PROVIDED RECORDS
+===+
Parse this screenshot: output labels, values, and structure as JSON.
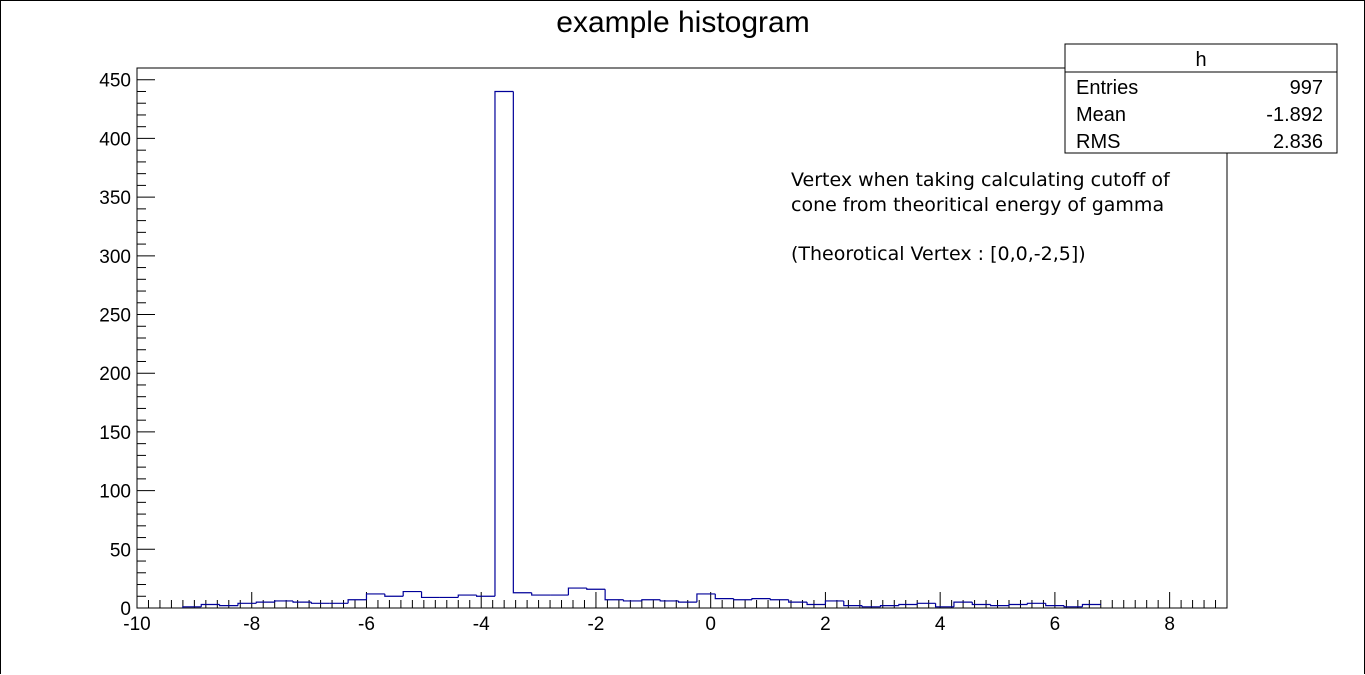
{
  "chart_data": {
    "type": "bar",
    "title": "example histogram",
    "xlabel": "",
    "ylabel": "",
    "xlim": [
      -10,
      9
    ],
    "ylim": [
      0,
      460
    ],
    "grid": false,
    "bin_width": 0.32,
    "bin_start": -9.2,
    "values": [
      1,
      3,
      2,
      4,
      5,
      6,
      5,
      4,
      4,
      7,
      12,
      10,
      14,
      9,
      9,
      11,
      10,
      440,
      13,
      11,
      11,
      17,
      16,
      7,
      6,
      7,
      6,
      5,
      12,
      8,
      7,
      8,
      7,
      5,
      3,
      6,
      2,
      1,
      2,
      3,
      4,
      1,
      5,
      3,
      2,
      3,
      4,
      2,
      1,
      3
    ],
    "line_color": "#000099",
    "x_ticks": [
      "-10",
      "-8",
      "-6",
      "-4",
      "-2",
      "0",
      "2",
      "4",
      "6",
      "8"
    ],
    "y_ticks": [
      "0",
      "50",
      "100",
      "150",
      "200",
      "250",
      "300",
      "350",
      "400",
      "450"
    ]
  },
  "stats_box": {
    "name": "h",
    "rows": [
      {
        "label": "Entries",
        "value": "997"
      },
      {
        "label": "Mean",
        "value": "-1.892"
      },
      {
        "label": "RMS",
        "value": "2.836"
      }
    ]
  },
  "annotation": {
    "line1": "Vertex when taking calculating cutoff of",
    "line2": "cone from theoritical energy of gamma",
    "line3": "(Theorotical Vertex : [0,0,-2,5])"
  }
}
+===+
WHAT YOU SHOULD DO
Find the string "Vertex" in the records, then copy each line where it occurs.

SOLUTION TO THIS EXERCISE
    "line1": "Vertex when taking calculating cutoff of",
    "line3": "(Theorotical Vertex : [0,0,-2,5])"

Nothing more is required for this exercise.